Exercise prompt: Wherever a line in the data below holds "icon", copy that line.

Figure collection entries
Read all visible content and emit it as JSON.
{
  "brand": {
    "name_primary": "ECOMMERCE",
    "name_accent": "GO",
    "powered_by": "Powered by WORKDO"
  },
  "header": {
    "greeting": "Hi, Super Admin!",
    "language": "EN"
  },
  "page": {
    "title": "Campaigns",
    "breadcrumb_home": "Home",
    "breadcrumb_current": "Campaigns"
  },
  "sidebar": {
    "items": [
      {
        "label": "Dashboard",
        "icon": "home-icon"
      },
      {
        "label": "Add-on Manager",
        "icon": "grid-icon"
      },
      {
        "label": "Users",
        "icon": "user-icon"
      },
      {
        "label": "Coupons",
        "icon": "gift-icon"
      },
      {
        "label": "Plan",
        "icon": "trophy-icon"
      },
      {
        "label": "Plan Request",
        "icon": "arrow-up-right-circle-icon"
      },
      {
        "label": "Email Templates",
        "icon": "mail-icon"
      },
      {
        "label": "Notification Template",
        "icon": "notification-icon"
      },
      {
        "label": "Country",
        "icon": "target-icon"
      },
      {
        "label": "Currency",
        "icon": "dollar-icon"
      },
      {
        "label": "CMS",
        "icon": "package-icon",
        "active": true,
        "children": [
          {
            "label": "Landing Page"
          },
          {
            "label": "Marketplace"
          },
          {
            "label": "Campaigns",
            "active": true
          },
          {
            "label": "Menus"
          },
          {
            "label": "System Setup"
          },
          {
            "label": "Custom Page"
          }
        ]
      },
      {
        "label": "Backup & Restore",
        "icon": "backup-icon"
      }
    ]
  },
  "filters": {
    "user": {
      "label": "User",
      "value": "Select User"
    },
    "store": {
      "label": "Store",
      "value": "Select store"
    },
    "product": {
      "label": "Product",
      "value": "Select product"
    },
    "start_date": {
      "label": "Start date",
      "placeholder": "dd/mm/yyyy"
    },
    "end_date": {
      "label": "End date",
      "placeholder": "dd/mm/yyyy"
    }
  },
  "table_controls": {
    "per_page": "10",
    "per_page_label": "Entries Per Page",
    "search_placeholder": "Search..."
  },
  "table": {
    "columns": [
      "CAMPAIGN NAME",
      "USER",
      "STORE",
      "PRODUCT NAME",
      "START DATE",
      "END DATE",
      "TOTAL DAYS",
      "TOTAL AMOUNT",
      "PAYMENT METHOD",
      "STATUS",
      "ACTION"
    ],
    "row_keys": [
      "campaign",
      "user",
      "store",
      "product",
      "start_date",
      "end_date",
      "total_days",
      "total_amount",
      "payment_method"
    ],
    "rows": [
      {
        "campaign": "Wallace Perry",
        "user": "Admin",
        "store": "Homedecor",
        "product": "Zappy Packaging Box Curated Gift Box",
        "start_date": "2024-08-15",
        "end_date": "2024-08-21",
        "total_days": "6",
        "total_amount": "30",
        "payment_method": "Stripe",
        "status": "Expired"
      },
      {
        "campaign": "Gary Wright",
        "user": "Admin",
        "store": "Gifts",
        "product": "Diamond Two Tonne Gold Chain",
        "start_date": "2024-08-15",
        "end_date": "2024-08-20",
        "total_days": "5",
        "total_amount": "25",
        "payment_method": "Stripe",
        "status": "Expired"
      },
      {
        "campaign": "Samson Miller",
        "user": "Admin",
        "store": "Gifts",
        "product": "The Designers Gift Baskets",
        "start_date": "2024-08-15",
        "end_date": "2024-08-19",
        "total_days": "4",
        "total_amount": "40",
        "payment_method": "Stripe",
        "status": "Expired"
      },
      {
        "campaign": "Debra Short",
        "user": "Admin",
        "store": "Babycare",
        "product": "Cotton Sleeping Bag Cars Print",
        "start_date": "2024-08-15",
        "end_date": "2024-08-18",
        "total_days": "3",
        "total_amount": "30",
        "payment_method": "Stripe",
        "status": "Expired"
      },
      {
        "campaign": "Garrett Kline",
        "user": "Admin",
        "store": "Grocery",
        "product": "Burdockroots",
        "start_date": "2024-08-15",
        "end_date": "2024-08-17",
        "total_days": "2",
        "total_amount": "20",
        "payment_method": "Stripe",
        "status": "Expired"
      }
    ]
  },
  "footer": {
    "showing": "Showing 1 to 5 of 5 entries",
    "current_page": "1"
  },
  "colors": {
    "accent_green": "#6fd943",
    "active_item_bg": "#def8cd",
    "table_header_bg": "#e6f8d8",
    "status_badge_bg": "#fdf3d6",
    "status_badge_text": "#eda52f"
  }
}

Solution:
        "icon": "home-icon"
        "icon": "grid-icon"
        "icon": "user-icon"
        "icon": "gift-icon"
        "icon": "trophy-icon"
        "icon": "arrow-up-right-circle-icon"
        "icon": "mail-icon"
        "icon": "notification-icon"
        "icon": "target-icon"
        "icon": "dollar-icon"
        "icon": "package-icon",
        "icon": "backup-icon"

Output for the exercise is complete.